- _Materials provided_:
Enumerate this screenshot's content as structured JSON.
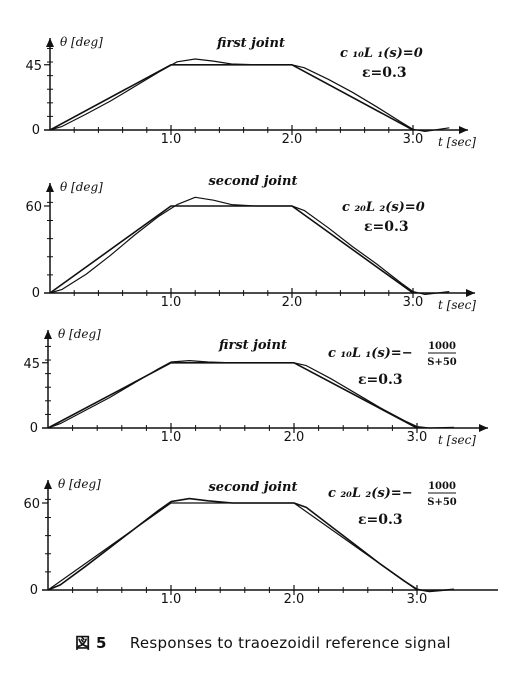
{
  "figure_caption": {
    "label": "図 5",
    "text": "Responses to traoezoidil reference signal"
  },
  "chart_data": [
    {
      "type": "line",
      "title": "first joint",
      "ylabel": "θ [deg]",
      "xlabel": "t [sec]",
      "annotation": {
        "lhs": "c ₁₀L ₁(s)=0",
        "numerator": "",
        "denominator": "",
        "epsilon": "ε=0.3"
      },
      "x_ticks": [
        "1.0",
        "2.0",
        "3.0"
      ],
      "y_ticks": [
        "0",
        "45"
      ],
      "xlim": [
        0,
        3.3
      ],
      "ylim": [
        0,
        60
      ],
      "ymax_tick": 45,
      "series": [
        {
          "values": [
            [
              0,
              0
            ],
            [
              1.0,
              45
            ],
            [
              2.0,
              45
            ],
            [
              3.0,
              0
            ]
          ]
        },
        {
          "values": [
            [
              0,
              0
            ],
            [
              0.1,
              2.5
            ],
            [
              0.3,
              11
            ],
            [
              0.5,
              20
            ],
            [
              0.7,
              30
            ],
            [
              0.9,
              40
            ],
            [
              1.05,
              47
            ],
            [
              1.2,
              49
            ],
            [
              1.35,
              47.5
            ],
            [
              1.5,
              45.5
            ],
            [
              1.7,
              45
            ],
            [
              2.0,
              45
            ],
            [
              2.1,
              43
            ],
            [
              2.3,
              35
            ],
            [
              2.5,
              26
            ],
            [
              2.7,
              16
            ],
            [
              2.9,
              5.5
            ],
            [
              3.0,
              0.5
            ],
            [
              3.1,
              -1
            ],
            [
              3.3,
              1.5
            ]
          ]
        }
      ]
    },
    {
      "type": "line",
      "title": "second joint",
      "ylabel": "θ [deg]",
      "xlabel": "t [sec]",
      "annotation": {
        "lhs": "c ₂₀L ₂(s)=0",
        "numerator": "",
        "denominator": "",
        "epsilon": "ε=0.3"
      },
      "x_ticks": [
        "1.0",
        "2.0",
        "3.0"
      ],
      "y_ticks": [
        "0",
        "60"
      ],
      "xlim": [
        0,
        3.3
      ],
      "ylim": [
        0,
        80
      ],
      "ymax_tick": 60,
      "series": [
        {
          "values": [
            [
              0,
              0
            ],
            [
              1.0,
              60
            ],
            [
              2.0,
              60
            ],
            [
              3.0,
              0
            ]
          ]
        },
        {
          "values": [
            [
              0,
              0
            ],
            [
              0.1,
              2.5
            ],
            [
              0.3,
              13
            ],
            [
              0.5,
              26
            ],
            [
              0.7,
              40
            ],
            [
              0.9,
              53
            ],
            [
              1.05,
              61
            ],
            [
              1.2,
              66
            ],
            [
              1.35,
              64
            ],
            [
              1.5,
              61
            ],
            [
              1.7,
              60
            ],
            [
              2.0,
              60
            ],
            [
              2.1,
              57
            ],
            [
              2.3,
              45
            ],
            [
              2.5,
              32
            ],
            [
              2.7,
              20
            ],
            [
              2.9,
              7
            ],
            [
              3.0,
              1
            ],
            [
              3.1,
              -1
            ],
            [
              3.3,
              1
            ]
          ]
        }
      ]
    },
    {
      "type": "line",
      "title": "first joint",
      "ylabel": "θ [deg]",
      "xlabel": "t [sec]",
      "annotation": {
        "lhs": "c ₁₀L ₁(s)=−",
        "numerator": "1000",
        "denominator": "S+50",
        "epsilon": "ε=0.3"
      },
      "x_ticks": [
        "1.0",
        "2.0",
        "3.0"
      ],
      "y_ticks": [
        "0",
        "45"
      ],
      "xlim": [
        0,
        3.3
      ],
      "ylim": [
        0,
        60
      ],
      "ymax_tick": 45,
      "series": [
        {
          "values": [
            [
              0,
              0
            ],
            [
              1.0,
              45
            ],
            [
              2.0,
              45
            ],
            [
              3.0,
              0
            ]
          ]
        },
        {
          "values": [
            [
              0,
              0
            ],
            [
              0.1,
              3
            ],
            [
              0.3,
              12
            ],
            [
              0.5,
              21
            ],
            [
              0.7,
              31
            ],
            [
              0.9,
              41
            ],
            [
              1.0,
              45.5
            ],
            [
              1.15,
              46.5
            ],
            [
              1.3,
              45.5
            ],
            [
              1.5,
              45
            ],
            [
              2.0,
              45
            ],
            [
              2.1,
              43
            ],
            [
              2.3,
              34
            ],
            [
              2.5,
              24
            ],
            [
              2.7,
              14
            ],
            [
              2.9,
              5
            ],
            [
              3.0,
              1
            ],
            [
              3.1,
              0
            ],
            [
              3.3,
              0.5
            ]
          ]
        }
      ]
    },
    {
      "type": "line",
      "title": "second joint",
      "ylabel": "θ [deg]",
      "xlabel": "",
      "annotation": {
        "lhs": "c ₂₀L ₂(s)=−",
        "numerator": "1000",
        "denominator": "S+50",
        "epsilon": "ε=0.3"
      },
      "x_ticks": [
        "1.0",
        "2.0",
        "3.0"
      ],
      "y_ticks": [
        "0",
        "60"
      ],
      "xlim": [
        0,
        3.3
      ],
      "ylim": [
        0,
        80
      ],
      "ymax_tick": 60,
      "series": [
        {
          "values": [
            [
              0,
              0
            ],
            [
              0.1,
              3.5
            ],
            [
              0.3,
              16
            ],
            [
              0.5,
              29
            ],
            [
              0.7,
              42
            ],
            [
              0.9,
              55
            ],
            [
              1.0,
              61
            ],
            [
              1.15,
              63
            ],
            [
              1.3,
              61.5
            ],
            [
              1.5,
              60
            ],
            [
              2.0,
              60
            ],
            [
              2.1,
              57
            ],
            [
              2.3,
              44
            ],
            [
              2.5,
              31
            ],
            [
              2.7,
              18
            ],
            [
              2.9,
              6
            ],
            [
              3.0,
              0.5
            ],
            [
              3.1,
              -1
            ],
            [
              3.3,
              0.5
            ]
          ]
        },
        {
          "values": [
            [
              0,
              0
            ],
            [
              1.0,
              60
            ],
            [
              2.0,
              60
            ],
            [
              3.0,
              0
            ]
          ]
        }
      ]
    }
  ]
}
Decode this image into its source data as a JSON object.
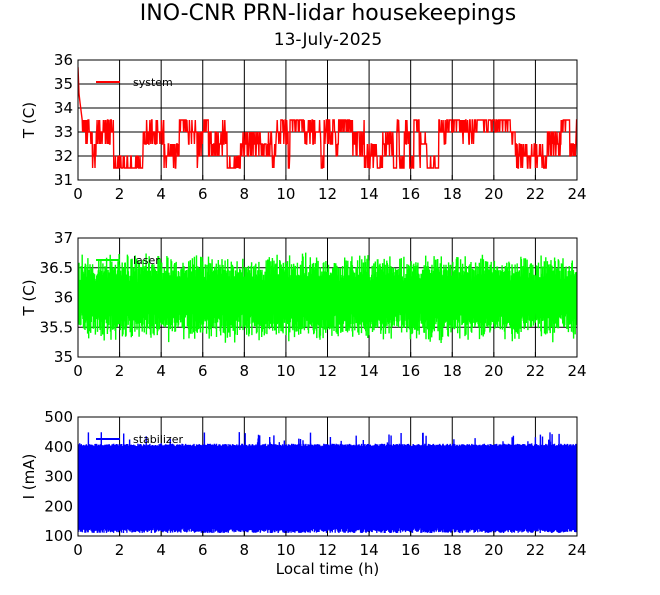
{
  "header": {
    "title": "INO-CNR PRN-lidar housekeepings",
    "subtitle": "13-July-2025"
  },
  "chart_data": [
    {
      "type": "line",
      "ylabel": "T (C)",
      "xlabel": "",
      "xlim": [
        0,
        24
      ],
      "ylim": [
        31,
        36
      ],
      "xticks": [
        0,
        2,
        4,
        6,
        8,
        10,
        12,
        14,
        16,
        18,
        20,
        22,
        24
      ],
      "yticks": [
        31,
        32,
        33,
        34,
        35,
        36
      ],
      "grid": true,
      "legend_position": "top-left",
      "series": [
        {
          "name": "system",
          "color": "#ff0000",
          "start": [
            [
              0.0,
              35.7
            ],
            [
              0.05,
              34.6
            ],
            [
              0.1,
              34.2
            ],
            [
              0.2,
              33.5
            ]
          ],
          "levels": [
            31.5,
            32.0,
            32.5,
            33.0,
            33.5
          ],
          "level_center": 32.5,
          "level_spread": 1,
          "sample_step_h": 0.02
        }
      ]
    },
    {
      "type": "line",
      "ylabel": "T (C)",
      "xlabel": "",
      "xlim": [
        0,
        24
      ],
      "ylim": [
        35,
        37
      ],
      "xticks": [
        0,
        2,
        4,
        6,
        8,
        10,
        12,
        14,
        16,
        18,
        20,
        22,
        24
      ],
      "yticks": [
        35,
        35.5,
        36,
        36.5,
        37
      ],
      "grid": true,
      "legend_position": "top-left",
      "series": [
        {
          "name": "laser",
          "color": "#00ff00",
          "mean": 36.0,
          "amplitude_range": [
            0.35,
            0.78
          ],
          "sample_step_h": 0.0125
        }
      ]
    },
    {
      "type": "line",
      "ylabel": "I (mA)",
      "xlabel": "Local time (h)",
      "xlim": [
        0,
        24
      ],
      "ylim": [
        100,
        500
      ],
      "xticks": [
        0,
        2,
        4,
        6,
        8,
        10,
        12,
        14,
        16,
        18,
        20,
        22,
        24
      ],
      "yticks": [
        100,
        200,
        300,
        400,
        500
      ],
      "grid": true,
      "legend_position": "top-left",
      "series": [
        {
          "name": "stabilizer",
          "color": "#0000ff",
          "band": [
            110,
            410
          ],
          "spike_max": 450,
          "sample_step_h": 0.01
        }
      ]
    }
  ]
}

- _Work required_: Select every line where the word "name" occurs.

- _Answer to this exercise_:
          "name": "system",
          "name": "laser",
          "name": "stabilizer",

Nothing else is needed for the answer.